* **PROVIDED RECORDS**:
++++++++++

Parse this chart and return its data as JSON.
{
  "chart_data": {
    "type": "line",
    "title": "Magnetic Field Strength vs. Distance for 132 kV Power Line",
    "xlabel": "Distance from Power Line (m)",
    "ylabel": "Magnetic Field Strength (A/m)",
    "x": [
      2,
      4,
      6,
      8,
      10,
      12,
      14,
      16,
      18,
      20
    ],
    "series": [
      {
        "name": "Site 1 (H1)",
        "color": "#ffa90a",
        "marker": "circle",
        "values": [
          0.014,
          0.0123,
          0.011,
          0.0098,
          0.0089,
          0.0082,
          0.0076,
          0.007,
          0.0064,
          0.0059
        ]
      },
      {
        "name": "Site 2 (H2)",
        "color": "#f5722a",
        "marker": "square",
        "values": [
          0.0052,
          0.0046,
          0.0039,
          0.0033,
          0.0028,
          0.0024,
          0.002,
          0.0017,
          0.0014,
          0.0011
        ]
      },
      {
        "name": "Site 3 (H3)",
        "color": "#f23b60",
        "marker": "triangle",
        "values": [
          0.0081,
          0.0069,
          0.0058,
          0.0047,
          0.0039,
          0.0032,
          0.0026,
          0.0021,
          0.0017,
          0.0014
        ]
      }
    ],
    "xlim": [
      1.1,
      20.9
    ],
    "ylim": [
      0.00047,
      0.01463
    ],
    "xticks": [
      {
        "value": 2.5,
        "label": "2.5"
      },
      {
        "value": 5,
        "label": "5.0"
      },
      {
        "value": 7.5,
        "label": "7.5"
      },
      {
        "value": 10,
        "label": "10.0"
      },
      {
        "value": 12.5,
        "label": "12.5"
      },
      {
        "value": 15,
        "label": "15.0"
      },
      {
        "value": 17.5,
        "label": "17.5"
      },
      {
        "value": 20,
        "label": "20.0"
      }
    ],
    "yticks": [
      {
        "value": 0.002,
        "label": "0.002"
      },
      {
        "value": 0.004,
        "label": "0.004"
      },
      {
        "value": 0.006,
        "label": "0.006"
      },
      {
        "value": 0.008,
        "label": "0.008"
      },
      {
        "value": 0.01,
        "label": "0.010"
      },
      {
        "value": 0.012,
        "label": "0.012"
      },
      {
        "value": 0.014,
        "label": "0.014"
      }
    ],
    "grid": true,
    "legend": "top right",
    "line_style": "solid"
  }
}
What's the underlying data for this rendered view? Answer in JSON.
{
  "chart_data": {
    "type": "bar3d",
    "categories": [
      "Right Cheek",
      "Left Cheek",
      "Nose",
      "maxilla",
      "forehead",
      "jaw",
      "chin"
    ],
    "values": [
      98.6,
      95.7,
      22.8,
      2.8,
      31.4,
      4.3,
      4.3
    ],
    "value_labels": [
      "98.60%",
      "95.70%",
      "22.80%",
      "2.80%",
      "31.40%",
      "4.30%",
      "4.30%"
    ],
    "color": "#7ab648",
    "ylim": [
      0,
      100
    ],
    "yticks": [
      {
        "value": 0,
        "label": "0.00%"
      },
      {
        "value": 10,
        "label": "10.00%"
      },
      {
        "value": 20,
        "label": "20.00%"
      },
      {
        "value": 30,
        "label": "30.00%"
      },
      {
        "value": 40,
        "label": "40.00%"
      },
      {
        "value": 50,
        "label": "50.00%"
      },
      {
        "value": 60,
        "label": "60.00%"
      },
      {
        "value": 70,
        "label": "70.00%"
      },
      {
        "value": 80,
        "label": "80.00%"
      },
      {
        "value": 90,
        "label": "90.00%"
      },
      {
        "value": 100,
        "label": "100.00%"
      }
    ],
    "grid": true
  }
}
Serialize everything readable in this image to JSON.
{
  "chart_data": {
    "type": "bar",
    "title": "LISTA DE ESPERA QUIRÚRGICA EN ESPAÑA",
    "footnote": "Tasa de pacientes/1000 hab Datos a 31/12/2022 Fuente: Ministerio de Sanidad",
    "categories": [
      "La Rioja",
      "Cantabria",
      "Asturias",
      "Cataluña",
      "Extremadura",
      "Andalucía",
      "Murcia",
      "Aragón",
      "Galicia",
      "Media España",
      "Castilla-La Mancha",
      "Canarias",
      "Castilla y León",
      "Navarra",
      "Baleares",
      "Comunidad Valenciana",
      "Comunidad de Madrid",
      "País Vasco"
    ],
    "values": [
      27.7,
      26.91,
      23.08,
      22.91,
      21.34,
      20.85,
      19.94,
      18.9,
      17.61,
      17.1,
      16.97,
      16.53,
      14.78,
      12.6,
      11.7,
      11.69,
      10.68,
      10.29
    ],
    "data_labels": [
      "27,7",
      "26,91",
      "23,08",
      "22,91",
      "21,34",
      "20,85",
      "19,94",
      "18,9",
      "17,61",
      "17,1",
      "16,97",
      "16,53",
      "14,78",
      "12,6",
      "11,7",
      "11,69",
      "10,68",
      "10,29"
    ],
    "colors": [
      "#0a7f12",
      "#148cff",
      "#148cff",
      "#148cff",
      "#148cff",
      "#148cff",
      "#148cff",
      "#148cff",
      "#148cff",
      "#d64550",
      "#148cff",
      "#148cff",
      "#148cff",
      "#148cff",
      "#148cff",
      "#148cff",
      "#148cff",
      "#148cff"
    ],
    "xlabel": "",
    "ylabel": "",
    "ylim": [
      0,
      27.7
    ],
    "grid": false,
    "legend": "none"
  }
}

++++++++++

* **YOUR GOAL**:
Faithfully transcribe the whole of the data.

* **RESULT BELOW**:
Parse this chart and return its data as JSON.
{
  "chart_data": {
    "type": "line",
    "title": "Magnetic Field Strength vs. Distance for 132 kV Power Line",
    "xlabel": "Distance from Power Line (m)",
    "ylabel": "Magnetic Field Strength (A/m)",
    "x": [
      2,
      4,
      6,
      8,
      10,
      12,
      14,
      16,
      18,
      20
    ],
    "series": [
      {
        "name": "Site 1 (H1)",
        "color": "#ffa90a",
        "marker": "circle",
        "values": [
          0.014,
          0.0123,
          0.011,
          0.0098,
          0.0089,
          0.0082,
          0.0076,
          0.007,
          0.0064,
          0.0059
        ]
      },
      {
        "name": "Site 2 (H2)",
        "color": "#f5722a",
        "marker": "square",
        "values": [
          0.0052,
          0.0046,
          0.0039,
          0.0033,
          0.0028,
          0.0024,
          0.002,
          0.0017,
          0.0014,
          0.0011
        ]
      },
      {
        "name": "Site 3 (H3)",
        "color": "#f23b60",
        "marker": "triangle",
        "values": [
          0.0081,
          0.0069,
          0.0058,
          0.0047,
          0.0039,
          0.0032,
          0.0026,
          0.0021,
          0.0017,
          0.0014
        ]
      }
    ],
    "xlim": [
      1.1,
      20.9
    ],
    "ylim": [
      0.00047,
      0.01463
    ],
    "xticks": [
      {
        "value": 2.5,
        "label": "2.5"
      },
      {
        "value": 5,
        "label": "5.0"
      },
      {
        "value": 7.5,
        "label": "7.5"
      },
      {
        "value": 10,
        "label": "10.0"
      },
      {
        "value": 12.5,
        "label": "12.5"
      },
      {
        "value": 15,
        "label": "15.0"
      },
      {
        "value": 17.5,
        "label": "17.5"
      },
      {
        "value": 20,
        "label": "20.0"
      }
    ],
    "yticks": [
      {
        "value": 0.002,
        "label": "0.002"
      },
      {
        "value": 0.004,
        "label": "0.004"
      },
      {
        "value": 0.006,
        "label": "0.006"
      },
      {
        "value": 0.008,
        "label": "0.008"
      },
      {
        "value": 0.01,
        "label": "0.010"
      },
      {
        "value": 0.012,
        "label": "0.012"
      },
      {
        "value": 0.014,
        "label": "0.014"
      }
    ],
    "grid": true,
    "legend": "top right",
    "line_style": "solid"
  }
}
What's the underlying data for this rendered view? Answer in JSON.
{
  "chart_data": {
    "type": "bar3d",
    "categories": [
      "Right Cheek",
      "Left Cheek",
      "Nose",
      "maxilla",
      "forehead",
      "jaw",
      "chin"
    ],
    "values": [
      98.6,
      95.7,
      22.8,
      2.8,
      31.4,
      4.3,
      4.3
    ],
    "value_labels": [
      "98.60%",
      "95.70%",
      "22.80%",
      "2.80%",
      "31.40%",
      "4.30%",
      "4.30%"
    ],
    "color": "#7ab648",
    "ylim": [
      0,
      100
    ],
    "yticks": [
      {
        "value": 0,
        "label": "0.00%"
      },
      {
        "value": 10,
        "label": "10.00%"
      },
      {
        "value": 20,
        "label": "20.00%"
      },
      {
        "value": 30,
        "label": "30.00%"
      },
      {
        "value": 40,
        "label": "40.00%"
      },
      {
        "value": 50,
        "label": "50.00%"
      },
      {
        "value": 60,
        "label": "60.00%"
      },
      {
        "value": 70,
        "label": "70.00%"
      },
      {
        "value": 80,
        "label": "80.00%"
      },
      {
        "value": 90,
        "label": "90.00%"
      },
      {
        "value": 100,
        "label": "100.00%"
      }
    ],
    "grid": true
  }
}
Serialize everything readable in this image to JSON.
{
  "chart_data": {
    "type": "bar",
    "title": "LISTA DE ESPERA QUIRÚRGICA EN ESPAÑA",
    "footnote": "Tasa de pacientes/1000 hab Datos a 31/12/2022 Fuente: Ministerio de Sanidad",
    "categories": [
      "La Rioja",
      "Cantabria",
      "Asturias",
      "Cataluña",
      "Extremadura",
      "Andalucía",
      "Murcia",
      "Aragón",
      "Galicia",
      "Media España",
      "Castilla-La Mancha",
      "Canarias",
      "Castilla y León",
      "Navarra",
      "Baleares",
      "Comunidad Valenciana",
      "Comunidad de Madrid",
      "País Vasco"
    ],
    "values": [
      27.7,
      26.91,
      23.08,
      22.91,
      21.34,
      20.85,
      19.94,
      18.9,
      17.61,
      17.1,
      16.97,
      16.53,
      14.78,
      12.6,
      11.7,
      11.69,
      10.68,
      10.29
    ],
    "data_labels": [
      "27,7",
      "26,91",
      "23,08",
      "22,91",
      "21,34",
      "20,85",
      "19,94",
      "18,9",
      "17,61",
      "17,1",
      "16,97",
      "16,53",
      "14,78",
      "12,6",
      "11,7",
      "11,69",
      "10,68",
      "10,29"
    ],
    "colors": [
      "#0a7f12",
      "#148cff",
      "#148cff",
      "#148cff",
      "#148cff",
      "#148cff",
      "#148cff",
      "#148cff",
      "#148cff",
      "#d64550",
      "#148cff",
      "#148cff",
      "#148cff",
      "#148cff",
      "#148cff",
      "#148cff",
      "#148cff",
      "#148cff"
    ],
    "xlabel": "",
    "ylabel": "",
    "ylim": [
      0,
      27.7
    ],
    "grid": false,
    "legend": "none"
  }
}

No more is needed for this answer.